## Stated problem
An exact copy of all the data is required, with pictures left out.
[BEGIN Material for this exercise]
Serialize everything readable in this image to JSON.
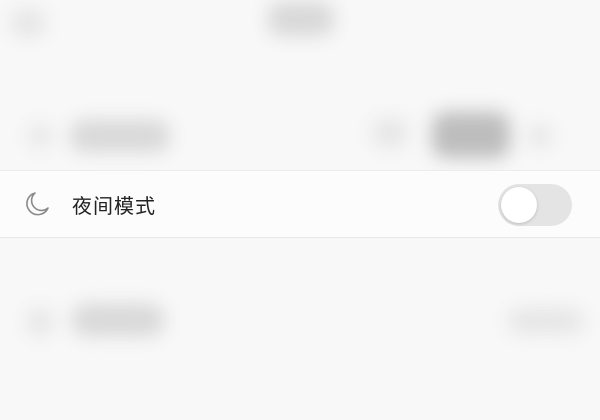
{
  "settings": {
    "night_mode": {
      "icon": "moon-icon",
      "label": "夜间模式",
      "enabled": false
    }
  },
  "colors": {
    "toggle_off_track": "#e4e4e4",
    "toggle_knob": "#ffffff",
    "label_text": "#222222",
    "icon_stroke": "#8a8a8a"
  }
}
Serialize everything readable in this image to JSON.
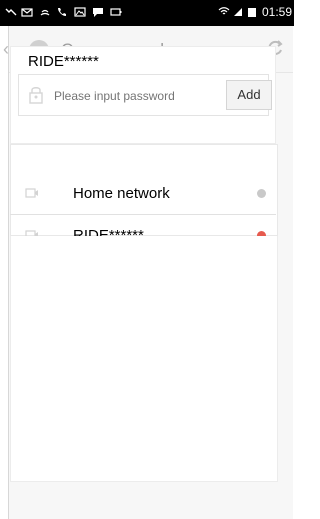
{
  "status_bar": {
    "time": "01:59",
    "left_icons": [
      "missed-call-icon",
      "mail-icon",
      "cast-icon",
      "phone-icon",
      "gallery-icon",
      "chat-icon",
      "battery-icon"
    ],
    "right_icons": [
      "wifi-icon",
      "signal-icon",
      "battery-icon"
    ]
  },
  "header": {
    "title": "Camera nearby"
  },
  "password_card": {
    "ssid": "RIDE******",
    "placeholder": "Please input password",
    "add_label": "Add"
  },
  "networks": [
    {
      "label": "Home network",
      "status_color": "#c9c9c9"
    },
    {
      "label": "RIDE******",
      "status_color": "#e65a4e"
    }
  ],
  "colors": {
    "accent_red": "#e65a4e",
    "muted_gray": "#c9c9c9"
  }
}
[END Material for this exercise]
## Output for this exercise
Serialize everything readable in this image to JSON.
{
  "settings": {
    "night_mode": {
      "icon": "moon-icon",
      "label": "夜间模式",
      "enabled": false
    }
  },
  "colors": {
    "toggle_off_track": "#e4e4e4",
    "toggle_knob": "#ffffff",
    "label_text": "#222222",
    "icon_stroke": "#8a8a8a"
  }
}
Serialize everything readable in this image to JSON.
{
  "status_bar": {
    "time": "01:59",
    "left_icons": [
      "missed-call-icon",
      "mail-icon",
      "cast-icon",
      "phone-icon",
      "gallery-icon",
      "chat-icon",
      "battery-icon"
    ],
    "right_icons": [
      "wifi-icon",
      "signal-icon",
      "battery-icon"
    ]
  },
  "header": {
    "title": "Camera nearby"
  },
  "password_card": {
    "ssid": "RIDE******",
    "placeholder": "Please input password",
    "add_label": "Add"
  },
  "networks": [
    {
      "label": "Home network",
      "status_color": "#c9c9c9"
    },
    {
      "label": "RIDE******",
      "status_color": "#e65a4e"
    }
  ],
  "colors": {
    "accent_red": "#e65a4e",
    "muted_gray": "#c9c9c9"
  }
}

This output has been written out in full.